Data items
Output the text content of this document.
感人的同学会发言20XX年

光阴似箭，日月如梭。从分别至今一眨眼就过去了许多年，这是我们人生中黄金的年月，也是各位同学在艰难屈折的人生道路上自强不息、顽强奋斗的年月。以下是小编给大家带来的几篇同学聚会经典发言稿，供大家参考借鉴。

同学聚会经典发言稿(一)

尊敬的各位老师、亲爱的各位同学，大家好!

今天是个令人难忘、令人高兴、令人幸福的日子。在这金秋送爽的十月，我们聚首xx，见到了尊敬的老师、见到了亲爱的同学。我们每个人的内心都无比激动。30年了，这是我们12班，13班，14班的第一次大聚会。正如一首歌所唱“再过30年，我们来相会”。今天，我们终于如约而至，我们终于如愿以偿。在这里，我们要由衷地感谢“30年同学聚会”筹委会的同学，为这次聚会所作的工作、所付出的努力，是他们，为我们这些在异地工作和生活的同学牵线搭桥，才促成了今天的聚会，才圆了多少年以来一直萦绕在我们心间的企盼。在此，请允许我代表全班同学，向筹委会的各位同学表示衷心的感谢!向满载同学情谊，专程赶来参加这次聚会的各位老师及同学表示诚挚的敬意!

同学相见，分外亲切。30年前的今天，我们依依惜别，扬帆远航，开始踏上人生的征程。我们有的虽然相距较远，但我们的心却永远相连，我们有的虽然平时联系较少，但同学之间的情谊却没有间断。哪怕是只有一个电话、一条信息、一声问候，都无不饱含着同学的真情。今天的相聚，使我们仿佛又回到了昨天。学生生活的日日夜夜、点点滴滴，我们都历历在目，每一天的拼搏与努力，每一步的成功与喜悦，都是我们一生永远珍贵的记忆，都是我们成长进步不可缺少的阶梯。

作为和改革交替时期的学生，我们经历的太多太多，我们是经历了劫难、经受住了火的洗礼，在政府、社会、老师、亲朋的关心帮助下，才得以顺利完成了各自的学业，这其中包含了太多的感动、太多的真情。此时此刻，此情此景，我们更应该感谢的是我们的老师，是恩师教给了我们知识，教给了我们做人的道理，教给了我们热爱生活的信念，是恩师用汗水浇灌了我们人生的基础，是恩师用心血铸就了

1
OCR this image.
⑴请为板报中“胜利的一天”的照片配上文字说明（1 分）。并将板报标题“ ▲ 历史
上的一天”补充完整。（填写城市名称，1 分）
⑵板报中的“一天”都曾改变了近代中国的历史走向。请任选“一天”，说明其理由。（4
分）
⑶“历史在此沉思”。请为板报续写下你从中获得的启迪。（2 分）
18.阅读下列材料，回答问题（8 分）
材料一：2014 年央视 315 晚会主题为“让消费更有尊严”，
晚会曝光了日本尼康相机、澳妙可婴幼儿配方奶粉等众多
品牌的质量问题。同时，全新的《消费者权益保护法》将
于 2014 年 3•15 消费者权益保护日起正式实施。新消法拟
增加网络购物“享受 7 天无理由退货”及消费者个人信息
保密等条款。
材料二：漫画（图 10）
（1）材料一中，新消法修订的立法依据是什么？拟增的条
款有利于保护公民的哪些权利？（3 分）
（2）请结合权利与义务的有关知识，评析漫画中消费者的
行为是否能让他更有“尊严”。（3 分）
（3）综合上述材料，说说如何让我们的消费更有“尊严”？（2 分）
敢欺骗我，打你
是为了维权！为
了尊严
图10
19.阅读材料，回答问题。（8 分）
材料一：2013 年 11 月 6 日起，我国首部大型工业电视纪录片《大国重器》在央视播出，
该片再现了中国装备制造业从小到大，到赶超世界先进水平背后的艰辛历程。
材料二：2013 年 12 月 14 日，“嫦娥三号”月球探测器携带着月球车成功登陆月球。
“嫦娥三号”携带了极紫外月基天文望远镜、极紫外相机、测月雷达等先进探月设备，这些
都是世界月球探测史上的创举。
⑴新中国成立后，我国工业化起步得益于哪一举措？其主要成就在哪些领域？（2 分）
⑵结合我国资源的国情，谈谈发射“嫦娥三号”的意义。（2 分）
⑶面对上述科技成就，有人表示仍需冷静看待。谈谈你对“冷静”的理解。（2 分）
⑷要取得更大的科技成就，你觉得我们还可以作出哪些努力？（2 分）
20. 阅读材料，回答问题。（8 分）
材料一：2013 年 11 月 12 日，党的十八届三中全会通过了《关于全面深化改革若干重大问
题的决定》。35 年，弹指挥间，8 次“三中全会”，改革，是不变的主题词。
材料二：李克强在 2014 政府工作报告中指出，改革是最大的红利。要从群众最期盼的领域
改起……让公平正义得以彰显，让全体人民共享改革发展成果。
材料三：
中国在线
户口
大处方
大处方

Problem to work on
Every line from the one containing "OCR this image." through the end of the entries above must be echoed exactly, with both ends kept.

Final result
OCR this image.
⑴请为板报中“胜利的一天”的照片配上文字说明（1 分）。并将板报标题“ ▲ 历史
上的一天”补充完整。（填写城市名称，1 分）
⑵板报中的“一天”都曾改变了近代中国的历史走向。请任选“一天”，说明其理由。（4
分）
⑶“历史在此沉思”。请为板报续写下你从中获得的启迪。（2 分）
18.阅读下列材料，回答问题（8 分）
材料一：2014 年央视 315 晚会主题为“让消费更有尊严”，
晚会曝光了日本尼康相机、澳妙可婴幼儿配方奶粉等众多
品牌的质量问题。同时，全新的《消费者权益保护法》将
于 2014 年 3•15 消费者权益保护日起正式实施。新消法拟
增加网络购物“享受 7 天无理由退货”及消费者个人信息
保密等条款。
材料二：漫画（图 10）
（1）材料一中，新消法修订的立法依据是什么？拟增的条
款有利于保护公民的哪些权利？（3 分）
（2）请结合权利与义务的有关知识，评析漫画中消费者的
行为是否能让他更有“尊严”。（3 分）
（3）综合上述材料，说说如何让我们的消费更有“尊严”？（2 分）
敢欺骗我，打你
是为了维权！为
了尊严
图10
19.阅读材料，回答问题。（8 分）
材料一：2013 年 11 月 6 日起，我国首部大型工业电视纪录片《大国重器》在央视播出，
该片再现了中国装备制造业从小到大，到赶超世界先进水平背后的艰辛历程。
材料二：2013 年 12 月 14 日，“嫦娥三号”月球探测器携带着月球车成功登陆月球。
“嫦娥三号”携带了极紫外月基天文望远镜、极紫外相机、测月雷达等先进探月设备，这些
都是世界月球探测史上的创举。
⑴新中国成立后，我国工业化起步得益于哪一举措？其主要成就在哪些领域？（2 分）
⑵结合我国资源的国情，谈谈发射“嫦娥三号”的意义。（2 分）
⑶面对上述科技成就，有人表示仍需冷静看待。谈谈你对“冷静”的理解。（2 分）
⑷要取得更大的科技成就，你觉得我们还可以作出哪些努力？（2 分）
20. 阅读材料，回答问题。（8 分）
材料一：2013 年 11 月 12 日，党的十八届三中全会通过了《关于全面深化改革若干重大问
题的决定》。35 年，弹指挥间，8 次“三中全会”，改革，是不变的主题词。
材料二：李克强在 2014 政府工作报告中指出，改革是最大的红利。要从群众最期盼的领域
改起……让公平正义得以彰显，让全体人民共享改革发展成果。
材料三：
中国在线
户口
大处方
大处方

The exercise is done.